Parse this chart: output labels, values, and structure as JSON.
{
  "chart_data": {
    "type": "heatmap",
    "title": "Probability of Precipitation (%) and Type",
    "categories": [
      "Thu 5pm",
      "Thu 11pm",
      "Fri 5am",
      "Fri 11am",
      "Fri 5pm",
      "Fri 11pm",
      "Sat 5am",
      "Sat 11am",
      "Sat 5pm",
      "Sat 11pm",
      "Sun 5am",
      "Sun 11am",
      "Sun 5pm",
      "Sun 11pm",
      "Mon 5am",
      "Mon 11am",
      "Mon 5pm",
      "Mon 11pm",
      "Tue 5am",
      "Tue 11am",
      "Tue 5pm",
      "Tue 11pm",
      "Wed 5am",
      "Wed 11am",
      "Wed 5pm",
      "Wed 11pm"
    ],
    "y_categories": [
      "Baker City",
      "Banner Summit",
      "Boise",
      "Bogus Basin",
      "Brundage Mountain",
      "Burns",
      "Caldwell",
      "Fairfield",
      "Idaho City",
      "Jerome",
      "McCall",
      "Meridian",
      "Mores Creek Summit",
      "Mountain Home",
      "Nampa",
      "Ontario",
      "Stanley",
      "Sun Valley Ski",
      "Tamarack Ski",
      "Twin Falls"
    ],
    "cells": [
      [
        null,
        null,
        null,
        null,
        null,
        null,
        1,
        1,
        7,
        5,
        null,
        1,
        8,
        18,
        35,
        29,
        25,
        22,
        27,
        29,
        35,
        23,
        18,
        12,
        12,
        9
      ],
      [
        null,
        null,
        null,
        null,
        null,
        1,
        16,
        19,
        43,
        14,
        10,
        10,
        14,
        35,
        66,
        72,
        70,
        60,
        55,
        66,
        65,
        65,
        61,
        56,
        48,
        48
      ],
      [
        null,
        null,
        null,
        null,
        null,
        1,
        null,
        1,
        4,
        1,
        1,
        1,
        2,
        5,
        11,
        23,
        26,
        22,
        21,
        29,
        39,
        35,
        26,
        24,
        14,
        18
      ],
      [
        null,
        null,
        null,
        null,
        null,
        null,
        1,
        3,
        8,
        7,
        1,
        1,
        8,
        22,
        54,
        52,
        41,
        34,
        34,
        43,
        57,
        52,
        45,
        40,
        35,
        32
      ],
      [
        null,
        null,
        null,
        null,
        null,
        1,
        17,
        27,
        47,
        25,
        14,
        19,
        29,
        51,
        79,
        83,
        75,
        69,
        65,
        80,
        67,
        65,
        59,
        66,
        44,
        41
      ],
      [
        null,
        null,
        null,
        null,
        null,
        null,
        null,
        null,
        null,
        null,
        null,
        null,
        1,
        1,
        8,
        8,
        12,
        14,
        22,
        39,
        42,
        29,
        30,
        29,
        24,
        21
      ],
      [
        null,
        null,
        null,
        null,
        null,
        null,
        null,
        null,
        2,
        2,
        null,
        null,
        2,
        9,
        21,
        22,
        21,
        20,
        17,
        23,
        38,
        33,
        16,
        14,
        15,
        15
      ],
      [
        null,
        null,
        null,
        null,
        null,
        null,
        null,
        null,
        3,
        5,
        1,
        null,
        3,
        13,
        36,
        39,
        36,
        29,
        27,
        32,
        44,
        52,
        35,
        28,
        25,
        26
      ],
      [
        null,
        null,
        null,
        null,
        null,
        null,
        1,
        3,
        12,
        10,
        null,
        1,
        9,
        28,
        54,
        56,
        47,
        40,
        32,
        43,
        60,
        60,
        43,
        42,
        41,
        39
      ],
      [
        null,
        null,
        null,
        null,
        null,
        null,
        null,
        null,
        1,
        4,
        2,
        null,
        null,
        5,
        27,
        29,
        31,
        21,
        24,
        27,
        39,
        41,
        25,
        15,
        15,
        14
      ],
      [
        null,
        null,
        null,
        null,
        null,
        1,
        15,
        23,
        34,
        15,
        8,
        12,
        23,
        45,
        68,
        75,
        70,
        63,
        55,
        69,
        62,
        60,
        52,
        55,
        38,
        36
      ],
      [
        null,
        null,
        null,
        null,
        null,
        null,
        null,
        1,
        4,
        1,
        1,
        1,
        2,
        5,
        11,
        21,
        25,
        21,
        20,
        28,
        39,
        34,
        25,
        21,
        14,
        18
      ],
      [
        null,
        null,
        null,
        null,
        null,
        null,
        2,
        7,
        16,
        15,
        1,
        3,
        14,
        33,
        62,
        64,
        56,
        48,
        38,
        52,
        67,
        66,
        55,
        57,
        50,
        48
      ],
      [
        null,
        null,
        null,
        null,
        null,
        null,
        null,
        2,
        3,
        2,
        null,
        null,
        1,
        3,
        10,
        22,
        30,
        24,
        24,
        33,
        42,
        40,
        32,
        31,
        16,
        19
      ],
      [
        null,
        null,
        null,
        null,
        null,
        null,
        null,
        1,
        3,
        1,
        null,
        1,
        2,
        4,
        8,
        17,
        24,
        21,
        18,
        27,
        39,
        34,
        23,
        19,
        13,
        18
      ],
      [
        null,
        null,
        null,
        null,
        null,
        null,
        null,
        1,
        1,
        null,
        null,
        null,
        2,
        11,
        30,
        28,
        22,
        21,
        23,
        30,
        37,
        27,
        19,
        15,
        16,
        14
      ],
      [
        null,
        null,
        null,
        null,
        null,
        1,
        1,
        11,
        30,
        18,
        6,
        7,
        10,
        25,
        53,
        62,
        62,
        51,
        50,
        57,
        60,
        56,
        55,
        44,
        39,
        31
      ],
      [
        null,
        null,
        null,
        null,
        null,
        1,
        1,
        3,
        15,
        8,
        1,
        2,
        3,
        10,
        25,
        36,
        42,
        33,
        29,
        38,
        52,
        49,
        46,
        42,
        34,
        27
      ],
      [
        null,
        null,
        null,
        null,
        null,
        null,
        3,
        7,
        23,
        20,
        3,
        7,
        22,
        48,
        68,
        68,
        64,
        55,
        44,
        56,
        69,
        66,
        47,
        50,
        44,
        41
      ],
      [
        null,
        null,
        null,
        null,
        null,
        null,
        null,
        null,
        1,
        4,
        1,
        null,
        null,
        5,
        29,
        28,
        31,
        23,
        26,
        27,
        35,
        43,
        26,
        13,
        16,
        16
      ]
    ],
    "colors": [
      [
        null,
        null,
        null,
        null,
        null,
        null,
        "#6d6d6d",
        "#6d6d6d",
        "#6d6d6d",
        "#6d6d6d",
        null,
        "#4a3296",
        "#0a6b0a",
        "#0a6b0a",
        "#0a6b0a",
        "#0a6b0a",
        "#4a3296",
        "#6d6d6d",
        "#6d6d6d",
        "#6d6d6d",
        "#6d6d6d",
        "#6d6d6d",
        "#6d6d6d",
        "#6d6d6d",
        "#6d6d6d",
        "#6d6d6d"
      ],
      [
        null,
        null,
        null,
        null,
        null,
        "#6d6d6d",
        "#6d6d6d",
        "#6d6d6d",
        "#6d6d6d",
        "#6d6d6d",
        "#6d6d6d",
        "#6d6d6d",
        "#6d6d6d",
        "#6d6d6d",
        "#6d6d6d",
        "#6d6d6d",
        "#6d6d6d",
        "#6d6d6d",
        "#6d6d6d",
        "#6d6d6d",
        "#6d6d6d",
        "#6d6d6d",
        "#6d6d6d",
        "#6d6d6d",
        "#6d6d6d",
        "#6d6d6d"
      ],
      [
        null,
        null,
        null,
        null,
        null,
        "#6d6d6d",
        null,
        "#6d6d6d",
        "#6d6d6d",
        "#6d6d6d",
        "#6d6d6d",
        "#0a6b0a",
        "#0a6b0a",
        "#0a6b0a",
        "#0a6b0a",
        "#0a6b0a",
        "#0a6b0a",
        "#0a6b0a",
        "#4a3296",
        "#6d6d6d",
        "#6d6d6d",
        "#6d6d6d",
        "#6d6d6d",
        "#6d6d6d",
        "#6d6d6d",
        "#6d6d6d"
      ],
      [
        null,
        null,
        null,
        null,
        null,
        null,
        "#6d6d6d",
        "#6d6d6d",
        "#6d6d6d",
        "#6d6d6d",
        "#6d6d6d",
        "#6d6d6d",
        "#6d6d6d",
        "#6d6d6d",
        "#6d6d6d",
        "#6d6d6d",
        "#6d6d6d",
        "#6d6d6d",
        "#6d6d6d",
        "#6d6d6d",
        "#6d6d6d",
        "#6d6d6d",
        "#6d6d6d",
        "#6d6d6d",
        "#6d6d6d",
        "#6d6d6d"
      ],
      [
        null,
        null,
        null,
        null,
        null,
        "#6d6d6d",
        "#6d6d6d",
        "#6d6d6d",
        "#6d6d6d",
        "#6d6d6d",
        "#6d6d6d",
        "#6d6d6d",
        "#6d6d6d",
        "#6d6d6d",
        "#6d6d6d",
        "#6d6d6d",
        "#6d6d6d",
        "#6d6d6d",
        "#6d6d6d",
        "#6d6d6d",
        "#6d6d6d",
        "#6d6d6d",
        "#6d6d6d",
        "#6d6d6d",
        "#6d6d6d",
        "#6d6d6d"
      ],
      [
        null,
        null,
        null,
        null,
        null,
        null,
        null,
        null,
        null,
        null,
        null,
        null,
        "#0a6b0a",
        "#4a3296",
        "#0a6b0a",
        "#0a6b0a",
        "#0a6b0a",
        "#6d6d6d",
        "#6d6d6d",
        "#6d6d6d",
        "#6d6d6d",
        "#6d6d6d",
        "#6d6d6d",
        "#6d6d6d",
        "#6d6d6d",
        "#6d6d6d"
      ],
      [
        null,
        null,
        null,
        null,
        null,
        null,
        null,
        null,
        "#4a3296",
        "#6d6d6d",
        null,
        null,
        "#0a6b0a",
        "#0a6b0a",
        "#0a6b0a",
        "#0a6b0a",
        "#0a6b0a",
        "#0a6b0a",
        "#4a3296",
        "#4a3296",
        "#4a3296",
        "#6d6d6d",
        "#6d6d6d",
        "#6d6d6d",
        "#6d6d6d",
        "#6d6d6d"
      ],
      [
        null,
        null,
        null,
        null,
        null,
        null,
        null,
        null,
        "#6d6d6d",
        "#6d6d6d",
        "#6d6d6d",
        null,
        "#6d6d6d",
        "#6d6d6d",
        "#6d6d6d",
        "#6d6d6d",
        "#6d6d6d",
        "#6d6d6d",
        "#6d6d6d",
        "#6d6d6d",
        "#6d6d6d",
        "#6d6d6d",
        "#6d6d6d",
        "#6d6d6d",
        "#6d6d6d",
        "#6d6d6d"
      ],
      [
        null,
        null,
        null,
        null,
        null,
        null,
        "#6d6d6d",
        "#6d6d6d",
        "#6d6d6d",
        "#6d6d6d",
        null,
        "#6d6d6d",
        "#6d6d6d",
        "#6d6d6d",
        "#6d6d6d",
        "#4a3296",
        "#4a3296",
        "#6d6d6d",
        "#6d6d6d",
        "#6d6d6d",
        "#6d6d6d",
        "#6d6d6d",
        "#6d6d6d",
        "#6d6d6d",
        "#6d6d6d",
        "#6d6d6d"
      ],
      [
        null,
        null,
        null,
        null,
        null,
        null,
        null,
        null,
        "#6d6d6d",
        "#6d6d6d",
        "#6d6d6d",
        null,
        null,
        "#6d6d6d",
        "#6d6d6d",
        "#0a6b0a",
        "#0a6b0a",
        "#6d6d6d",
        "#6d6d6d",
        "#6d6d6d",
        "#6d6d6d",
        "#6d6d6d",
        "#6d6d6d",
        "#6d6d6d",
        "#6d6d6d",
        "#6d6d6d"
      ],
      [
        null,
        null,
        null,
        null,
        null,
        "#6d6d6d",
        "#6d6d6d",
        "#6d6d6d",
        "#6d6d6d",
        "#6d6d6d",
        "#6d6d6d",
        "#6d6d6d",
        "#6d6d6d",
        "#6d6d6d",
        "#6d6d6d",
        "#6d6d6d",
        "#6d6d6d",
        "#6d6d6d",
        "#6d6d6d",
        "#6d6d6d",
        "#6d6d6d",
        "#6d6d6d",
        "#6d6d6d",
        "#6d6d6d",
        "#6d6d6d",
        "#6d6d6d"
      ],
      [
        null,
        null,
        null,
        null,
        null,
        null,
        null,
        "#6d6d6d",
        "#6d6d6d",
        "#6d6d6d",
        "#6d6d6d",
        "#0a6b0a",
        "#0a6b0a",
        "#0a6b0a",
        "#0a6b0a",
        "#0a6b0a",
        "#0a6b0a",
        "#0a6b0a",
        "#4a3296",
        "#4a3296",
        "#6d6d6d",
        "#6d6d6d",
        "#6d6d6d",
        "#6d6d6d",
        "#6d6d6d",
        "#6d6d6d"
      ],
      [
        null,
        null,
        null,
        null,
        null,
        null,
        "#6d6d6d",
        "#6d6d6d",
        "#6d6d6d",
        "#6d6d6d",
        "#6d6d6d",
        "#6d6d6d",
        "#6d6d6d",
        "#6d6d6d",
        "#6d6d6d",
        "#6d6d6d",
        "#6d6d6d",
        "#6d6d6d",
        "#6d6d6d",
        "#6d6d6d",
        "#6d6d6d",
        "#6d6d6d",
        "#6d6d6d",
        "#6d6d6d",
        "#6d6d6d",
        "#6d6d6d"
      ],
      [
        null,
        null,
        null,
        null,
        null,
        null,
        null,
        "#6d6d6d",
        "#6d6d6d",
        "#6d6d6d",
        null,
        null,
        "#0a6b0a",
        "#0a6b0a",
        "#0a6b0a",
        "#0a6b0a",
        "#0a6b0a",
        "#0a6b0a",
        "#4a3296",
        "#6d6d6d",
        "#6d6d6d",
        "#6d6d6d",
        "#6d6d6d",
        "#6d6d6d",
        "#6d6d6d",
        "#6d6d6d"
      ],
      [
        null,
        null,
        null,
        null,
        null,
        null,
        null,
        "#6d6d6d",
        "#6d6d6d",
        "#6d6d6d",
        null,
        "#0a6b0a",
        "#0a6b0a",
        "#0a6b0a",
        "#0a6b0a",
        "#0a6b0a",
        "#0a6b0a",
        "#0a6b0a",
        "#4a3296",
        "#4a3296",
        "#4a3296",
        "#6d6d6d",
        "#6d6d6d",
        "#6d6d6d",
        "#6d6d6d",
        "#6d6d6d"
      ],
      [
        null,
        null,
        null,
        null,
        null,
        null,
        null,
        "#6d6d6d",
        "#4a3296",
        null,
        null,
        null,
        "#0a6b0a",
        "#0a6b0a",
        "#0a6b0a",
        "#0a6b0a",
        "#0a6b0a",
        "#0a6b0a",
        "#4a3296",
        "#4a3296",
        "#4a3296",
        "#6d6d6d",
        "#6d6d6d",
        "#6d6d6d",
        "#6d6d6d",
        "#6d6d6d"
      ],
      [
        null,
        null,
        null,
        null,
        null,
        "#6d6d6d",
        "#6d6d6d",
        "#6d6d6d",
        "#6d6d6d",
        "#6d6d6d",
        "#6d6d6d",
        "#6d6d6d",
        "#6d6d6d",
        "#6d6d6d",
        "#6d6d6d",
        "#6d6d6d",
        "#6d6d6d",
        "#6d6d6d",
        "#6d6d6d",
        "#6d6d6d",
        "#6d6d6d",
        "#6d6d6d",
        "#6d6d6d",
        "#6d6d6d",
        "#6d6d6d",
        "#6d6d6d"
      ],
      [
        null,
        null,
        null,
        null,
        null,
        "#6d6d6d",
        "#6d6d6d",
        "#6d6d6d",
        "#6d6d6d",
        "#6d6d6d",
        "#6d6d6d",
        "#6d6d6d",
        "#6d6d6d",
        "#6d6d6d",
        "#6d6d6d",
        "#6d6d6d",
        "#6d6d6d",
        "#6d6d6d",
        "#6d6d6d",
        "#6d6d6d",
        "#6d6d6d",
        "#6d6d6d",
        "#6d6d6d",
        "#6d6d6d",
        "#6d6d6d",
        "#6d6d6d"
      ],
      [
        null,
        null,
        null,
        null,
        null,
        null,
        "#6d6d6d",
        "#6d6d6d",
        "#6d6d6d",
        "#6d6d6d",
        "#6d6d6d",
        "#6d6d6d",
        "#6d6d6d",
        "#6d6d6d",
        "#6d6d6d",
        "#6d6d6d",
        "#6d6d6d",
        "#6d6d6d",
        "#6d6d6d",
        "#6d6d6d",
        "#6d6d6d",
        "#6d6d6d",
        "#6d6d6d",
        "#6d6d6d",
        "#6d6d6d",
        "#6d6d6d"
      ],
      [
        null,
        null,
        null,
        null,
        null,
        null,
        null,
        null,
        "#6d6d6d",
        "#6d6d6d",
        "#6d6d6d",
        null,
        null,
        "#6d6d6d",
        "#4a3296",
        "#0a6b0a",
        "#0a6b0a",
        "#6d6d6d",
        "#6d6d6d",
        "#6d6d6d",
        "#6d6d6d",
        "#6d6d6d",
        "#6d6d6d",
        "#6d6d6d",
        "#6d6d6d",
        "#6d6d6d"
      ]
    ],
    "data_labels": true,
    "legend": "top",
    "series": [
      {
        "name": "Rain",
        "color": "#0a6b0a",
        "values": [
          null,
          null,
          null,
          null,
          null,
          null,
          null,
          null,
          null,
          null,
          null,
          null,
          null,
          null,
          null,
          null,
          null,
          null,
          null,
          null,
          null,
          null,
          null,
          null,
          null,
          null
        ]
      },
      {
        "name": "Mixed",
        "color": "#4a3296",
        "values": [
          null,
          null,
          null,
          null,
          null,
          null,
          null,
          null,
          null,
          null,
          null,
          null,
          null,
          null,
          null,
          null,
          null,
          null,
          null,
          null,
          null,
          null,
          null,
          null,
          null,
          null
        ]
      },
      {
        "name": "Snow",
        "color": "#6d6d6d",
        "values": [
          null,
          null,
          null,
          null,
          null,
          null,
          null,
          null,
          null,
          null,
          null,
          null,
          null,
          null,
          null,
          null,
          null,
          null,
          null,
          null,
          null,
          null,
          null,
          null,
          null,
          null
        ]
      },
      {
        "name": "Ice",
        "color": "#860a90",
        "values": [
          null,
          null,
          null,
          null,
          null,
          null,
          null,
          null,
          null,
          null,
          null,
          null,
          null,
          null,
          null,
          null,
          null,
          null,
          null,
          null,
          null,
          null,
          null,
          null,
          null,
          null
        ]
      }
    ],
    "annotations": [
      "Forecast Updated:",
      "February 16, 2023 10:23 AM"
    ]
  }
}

______________________________

→ **Work required**
Reproduce each line of the material containing the word "name".

→ **Result for this exercise**
        "name": "Rain",
        "name": "Mixed",
        "name": "Snow",
        "name": "Ice",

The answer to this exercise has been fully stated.